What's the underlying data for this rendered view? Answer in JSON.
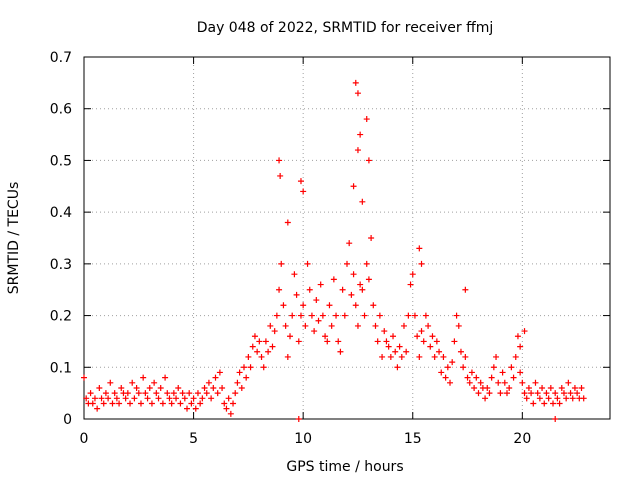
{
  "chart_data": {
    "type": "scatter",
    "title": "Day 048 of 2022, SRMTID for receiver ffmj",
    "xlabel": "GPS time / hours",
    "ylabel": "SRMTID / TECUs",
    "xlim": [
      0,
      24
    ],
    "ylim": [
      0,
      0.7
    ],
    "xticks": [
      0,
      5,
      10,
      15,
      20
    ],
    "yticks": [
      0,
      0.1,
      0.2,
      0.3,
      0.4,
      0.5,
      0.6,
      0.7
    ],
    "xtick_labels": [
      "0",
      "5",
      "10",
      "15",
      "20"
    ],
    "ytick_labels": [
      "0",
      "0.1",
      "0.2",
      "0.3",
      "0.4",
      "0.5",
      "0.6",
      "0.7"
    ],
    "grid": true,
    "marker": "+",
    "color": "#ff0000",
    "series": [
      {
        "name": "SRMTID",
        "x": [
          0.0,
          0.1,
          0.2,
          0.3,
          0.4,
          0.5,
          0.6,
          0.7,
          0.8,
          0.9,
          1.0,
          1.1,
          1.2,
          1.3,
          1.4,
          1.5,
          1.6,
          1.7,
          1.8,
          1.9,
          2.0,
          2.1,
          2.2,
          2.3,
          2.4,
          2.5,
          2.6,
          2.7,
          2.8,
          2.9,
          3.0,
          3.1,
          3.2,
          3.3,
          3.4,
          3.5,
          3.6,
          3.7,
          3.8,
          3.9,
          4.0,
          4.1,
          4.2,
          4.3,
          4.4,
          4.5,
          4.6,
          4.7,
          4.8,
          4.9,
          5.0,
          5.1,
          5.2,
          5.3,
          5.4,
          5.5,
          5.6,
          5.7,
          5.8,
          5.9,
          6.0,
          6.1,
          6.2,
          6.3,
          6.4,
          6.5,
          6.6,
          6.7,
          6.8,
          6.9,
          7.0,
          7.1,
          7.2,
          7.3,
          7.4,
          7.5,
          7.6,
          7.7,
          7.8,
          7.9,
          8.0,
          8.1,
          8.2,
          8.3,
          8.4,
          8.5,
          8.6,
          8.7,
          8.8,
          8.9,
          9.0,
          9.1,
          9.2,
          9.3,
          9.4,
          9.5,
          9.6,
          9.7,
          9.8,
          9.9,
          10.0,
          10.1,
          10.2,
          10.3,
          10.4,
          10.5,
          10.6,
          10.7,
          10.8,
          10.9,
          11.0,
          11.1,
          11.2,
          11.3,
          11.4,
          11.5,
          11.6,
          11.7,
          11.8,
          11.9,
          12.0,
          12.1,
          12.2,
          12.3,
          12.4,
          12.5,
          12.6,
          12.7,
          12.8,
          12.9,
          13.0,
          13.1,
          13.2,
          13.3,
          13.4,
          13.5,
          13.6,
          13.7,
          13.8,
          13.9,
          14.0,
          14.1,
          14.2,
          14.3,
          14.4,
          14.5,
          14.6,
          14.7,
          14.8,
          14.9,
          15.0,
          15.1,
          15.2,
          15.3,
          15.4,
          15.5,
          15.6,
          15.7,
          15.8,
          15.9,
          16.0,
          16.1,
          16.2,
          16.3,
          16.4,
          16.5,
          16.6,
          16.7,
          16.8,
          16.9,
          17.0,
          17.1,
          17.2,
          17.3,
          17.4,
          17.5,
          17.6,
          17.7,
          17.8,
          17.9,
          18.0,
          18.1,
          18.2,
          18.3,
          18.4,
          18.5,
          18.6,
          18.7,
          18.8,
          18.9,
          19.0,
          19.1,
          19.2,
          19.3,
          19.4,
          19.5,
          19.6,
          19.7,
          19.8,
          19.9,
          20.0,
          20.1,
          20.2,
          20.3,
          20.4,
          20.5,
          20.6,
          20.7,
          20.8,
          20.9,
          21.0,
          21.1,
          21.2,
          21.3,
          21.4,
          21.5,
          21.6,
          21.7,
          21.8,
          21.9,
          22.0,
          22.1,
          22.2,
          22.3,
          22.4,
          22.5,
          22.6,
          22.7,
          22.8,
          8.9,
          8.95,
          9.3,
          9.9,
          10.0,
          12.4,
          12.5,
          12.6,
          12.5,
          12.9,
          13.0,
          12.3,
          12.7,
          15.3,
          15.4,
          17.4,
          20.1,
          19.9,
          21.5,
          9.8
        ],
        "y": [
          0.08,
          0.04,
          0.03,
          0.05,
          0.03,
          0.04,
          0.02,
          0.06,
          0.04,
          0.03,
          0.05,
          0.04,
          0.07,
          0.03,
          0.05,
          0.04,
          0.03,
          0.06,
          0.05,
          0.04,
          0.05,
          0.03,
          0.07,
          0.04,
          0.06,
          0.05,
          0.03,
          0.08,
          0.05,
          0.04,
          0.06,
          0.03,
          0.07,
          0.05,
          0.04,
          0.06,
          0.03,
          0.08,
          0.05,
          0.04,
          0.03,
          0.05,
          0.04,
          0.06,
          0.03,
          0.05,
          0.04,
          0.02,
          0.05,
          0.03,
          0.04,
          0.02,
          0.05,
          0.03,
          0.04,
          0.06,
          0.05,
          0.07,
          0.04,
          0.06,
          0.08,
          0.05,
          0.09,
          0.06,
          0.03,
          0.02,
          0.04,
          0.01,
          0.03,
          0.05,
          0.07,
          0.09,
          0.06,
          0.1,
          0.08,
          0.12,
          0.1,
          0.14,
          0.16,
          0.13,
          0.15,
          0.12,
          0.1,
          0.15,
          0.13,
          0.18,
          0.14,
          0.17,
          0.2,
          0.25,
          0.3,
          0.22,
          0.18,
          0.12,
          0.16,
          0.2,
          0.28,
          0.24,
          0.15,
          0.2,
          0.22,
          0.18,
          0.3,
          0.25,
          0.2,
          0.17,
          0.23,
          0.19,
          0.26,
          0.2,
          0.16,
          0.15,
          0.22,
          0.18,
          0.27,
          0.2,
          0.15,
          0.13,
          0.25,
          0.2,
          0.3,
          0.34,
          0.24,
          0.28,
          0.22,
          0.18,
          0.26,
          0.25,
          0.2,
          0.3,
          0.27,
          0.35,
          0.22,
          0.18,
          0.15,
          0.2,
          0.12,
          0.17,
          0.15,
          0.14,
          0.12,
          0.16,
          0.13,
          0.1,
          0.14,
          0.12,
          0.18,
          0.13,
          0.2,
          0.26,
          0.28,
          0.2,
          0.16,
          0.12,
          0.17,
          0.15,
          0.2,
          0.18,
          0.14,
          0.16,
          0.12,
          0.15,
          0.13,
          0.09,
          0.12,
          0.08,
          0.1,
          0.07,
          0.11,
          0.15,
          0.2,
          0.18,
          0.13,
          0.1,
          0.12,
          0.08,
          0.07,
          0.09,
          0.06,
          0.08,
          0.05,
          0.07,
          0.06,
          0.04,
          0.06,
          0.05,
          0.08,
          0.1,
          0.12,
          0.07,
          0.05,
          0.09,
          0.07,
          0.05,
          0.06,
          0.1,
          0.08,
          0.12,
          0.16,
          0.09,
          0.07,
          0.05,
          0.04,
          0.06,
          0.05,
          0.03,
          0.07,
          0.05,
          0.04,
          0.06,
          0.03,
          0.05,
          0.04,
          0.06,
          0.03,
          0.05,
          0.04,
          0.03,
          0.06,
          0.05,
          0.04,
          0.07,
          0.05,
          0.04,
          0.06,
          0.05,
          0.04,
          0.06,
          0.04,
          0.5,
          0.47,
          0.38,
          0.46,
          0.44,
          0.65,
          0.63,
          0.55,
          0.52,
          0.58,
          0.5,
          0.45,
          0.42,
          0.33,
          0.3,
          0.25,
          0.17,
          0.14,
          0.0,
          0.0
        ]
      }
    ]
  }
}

----

Print the records above exactly as they stand, but leave out the pictures.

▶ **Response**:
What's the underlying data for this rendered view? Answer in JSON.
{
  "chart_data": {
    "type": "scatter",
    "title": "Day 048 of 2022, SRMTID for receiver ffmj",
    "xlabel": "GPS time / hours",
    "ylabel": "SRMTID / TECUs",
    "xlim": [
      0,
      24
    ],
    "ylim": [
      0,
      0.7
    ],
    "xticks": [
      0,
      5,
      10,
      15,
      20
    ],
    "yticks": [
      0,
      0.1,
      0.2,
      0.3,
      0.4,
      0.5,
      0.6,
      0.7
    ],
    "xtick_labels": [
      "0",
      "5",
      "10",
      "15",
      "20"
    ],
    "ytick_labels": [
      "0",
      "0.1",
      "0.2",
      "0.3",
      "0.4",
      "0.5",
      "0.6",
      "0.7"
    ],
    "grid": true,
    "marker": "+",
    "color": "#ff0000",
    "series": [
      {
        "name": "SRMTID",
        "x": [
          0.0,
          0.1,
          0.2,
          0.3,
          0.4,
          0.5,
          0.6,
          0.7,
          0.8,
          0.9,
          1.0,
          1.1,
          1.2,
          1.3,
          1.4,
          1.5,
          1.6,
          1.7,
          1.8,
          1.9,
          2.0,
          2.1,
          2.2,
          2.3,
          2.4,
          2.5,
          2.6,
          2.7,
          2.8,
          2.9,
          3.0,
          3.1,
          3.2,
          3.3,
          3.4,
          3.5,
          3.6,
          3.7,
          3.8,
          3.9,
          4.0,
          4.1,
          4.2,
          4.3,
          4.4,
          4.5,
          4.6,
          4.7,
          4.8,
          4.9,
          5.0,
          5.1,
          5.2,
          5.3,
          5.4,
          5.5,
          5.6,
          5.7,
          5.8,
          5.9,
          6.0,
          6.1,
          6.2,
          6.3,
          6.4,
          6.5,
          6.6,
          6.7,
          6.8,
          6.9,
          7.0,
          7.1,
          7.2,
          7.3,
          7.4,
          7.5,
          7.6,
          7.7,
          7.8,
          7.9,
          8.0,
          8.1,
          8.2,
          8.3,
          8.4,
          8.5,
          8.6,
          8.7,
          8.8,
          8.9,
          9.0,
          9.1,
          9.2,
          9.3,
          9.4,
          9.5,
          9.6,
          9.7,
          9.8,
          9.9,
          10.0,
          10.1,
          10.2,
          10.3,
          10.4,
          10.5,
          10.6,
          10.7,
          10.8,
          10.9,
          11.0,
          11.1,
          11.2,
          11.3,
          11.4,
          11.5,
          11.6,
          11.7,
          11.8,
          11.9,
          12.0,
          12.1,
          12.2,
          12.3,
          12.4,
          12.5,
          12.6,
          12.7,
          12.8,
          12.9,
          13.0,
          13.1,
          13.2,
          13.3,
          13.4,
          13.5,
          13.6,
          13.7,
          13.8,
          13.9,
          14.0,
          14.1,
          14.2,
          14.3,
          14.4,
          14.5,
          14.6,
          14.7,
          14.8,
          14.9,
          15.0,
          15.1,
          15.2,
          15.3,
          15.4,
          15.5,
          15.6,
          15.7,
          15.8,
          15.9,
          16.0,
          16.1,
          16.2,
          16.3,
          16.4,
          16.5,
          16.6,
          16.7,
          16.8,
          16.9,
          17.0,
          17.1,
          17.2,
          17.3,
          17.4,
          17.5,
          17.6,
          17.7,
          17.8,
          17.9,
          18.0,
          18.1,
          18.2,
          18.3,
          18.4,
          18.5,
          18.6,
          18.7,
          18.8,
          18.9,
          19.0,
          19.1,
          19.2,
          19.3,
          19.4,
          19.5,
          19.6,
          19.7,
          19.8,
          19.9,
          20.0,
          20.1,
          20.2,
          20.3,
          20.4,
          20.5,
          20.6,
          20.7,
          20.8,
          20.9,
          21.0,
          21.1,
          21.2,
          21.3,
          21.4,
          21.5,
          21.6,
          21.7,
          21.8,
          21.9,
          22.0,
          22.1,
          22.2,
          22.3,
          22.4,
          22.5,
          22.6,
          22.7,
          22.8,
          8.9,
          8.95,
          9.3,
          9.9,
          10.0,
          12.4,
          12.5,
          12.6,
          12.5,
          12.9,
          13.0,
          12.3,
          12.7,
          15.3,
          15.4,
          17.4,
          20.1,
          19.9,
          21.5,
          9.8
        ],
        "y": [
          0.08,
          0.04,
          0.03,
          0.05,
          0.03,
          0.04,
          0.02,
          0.06,
          0.04,
          0.03,
          0.05,
          0.04,
          0.07,
          0.03,
          0.05,
          0.04,
          0.03,
          0.06,
          0.05,
          0.04,
          0.05,
          0.03,
          0.07,
          0.04,
          0.06,
          0.05,
          0.03,
          0.08,
          0.05,
          0.04,
          0.06,
          0.03,
          0.07,
          0.05,
          0.04,
          0.06,
          0.03,
          0.08,
          0.05,
          0.04,
          0.03,
          0.05,
          0.04,
          0.06,
          0.03,
          0.05,
          0.04,
          0.02,
          0.05,
          0.03,
          0.04,
          0.02,
          0.05,
          0.03,
          0.04,
          0.06,
          0.05,
          0.07,
          0.04,
          0.06,
          0.08,
          0.05,
          0.09,
          0.06,
          0.03,
          0.02,
          0.04,
          0.01,
          0.03,
          0.05,
          0.07,
          0.09,
          0.06,
          0.1,
          0.08,
          0.12,
          0.1,
          0.14,
          0.16,
          0.13,
          0.15,
          0.12,
          0.1,
          0.15,
          0.13,
          0.18,
          0.14,
          0.17,
          0.2,
          0.25,
          0.3,
          0.22,
          0.18,
          0.12,
          0.16,
          0.2,
          0.28,
          0.24,
          0.15,
          0.2,
          0.22,
          0.18,
          0.3,
          0.25,
          0.2,
          0.17,
          0.23,
          0.19,
          0.26,
          0.2,
          0.16,
          0.15,
          0.22,
          0.18,
          0.27,
          0.2,
          0.15,
          0.13,
          0.25,
          0.2,
          0.3,
          0.34,
          0.24,
          0.28,
          0.22,
          0.18,
          0.26,
          0.25,
          0.2,
          0.3,
          0.27,
          0.35,
          0.22,
          0.18,
          0.15,
          0.2,
          0.12,
          0.17,
          0.15,
          0.14,
          0.12,
          0.16,
          0.13,
          0.1,
          0.14,
          0.12,
          0.18,
          0.13,
          0.2,
          0.26,
          0.28,
          0.2,
          0.16,
          0.12,
          0.17,
          0.15,
          0.2,
          0.18,
          0.14,
          0.16,
          0.12,
          0.15,
          0.13,
          0.09,
          0.12,
          0.08,
          0.1,
          0.07,
          0.11,
          0.15,
          0.2,
          0.18,
          0.13,
          0.1,
          0.12,
          0.08,
          0.07,
          0.09,
          0.06,
          0.08,
          0.05,
          0.07,
          0.06,
          0.04,
          0.06,
          0.05,
          0.08,
          0.1,
          0.12,
          0.07,
          0.05,
          0.09,
          0.07,
          0.05,
          0.06,
          0.1,
          0.08,
          0.12,
          0.16,
          0.09,
          0.07,
          0.05,
          0.04,
          0.06,
          0.05,
          0.03,
          0.07,
          0.05,
          0.04,
          0.06,
          0.03,
          0.05,
          0.04,
          0.06,
          0.03,
          0.05,
          0.04,
          0.03,
          0.06,
          0.05,
          0.04,
          0.07,
          0.05,
          0.04,
          0.06,
          0.05,
          0.04,
          0.06,
          0.04,
          0.5,
          0.47,
          0.38,
          0.46,
          0.44,
          0.65,
          0.63,
          0.55,
          0.52,
          0.58,
          0.5,
          0.45,
          0.42,
          0.33,
          0.3,
          0.25,
          0.17,
          0.14,
          0.0,
          0.0
        ]
      }
    ]
  }
}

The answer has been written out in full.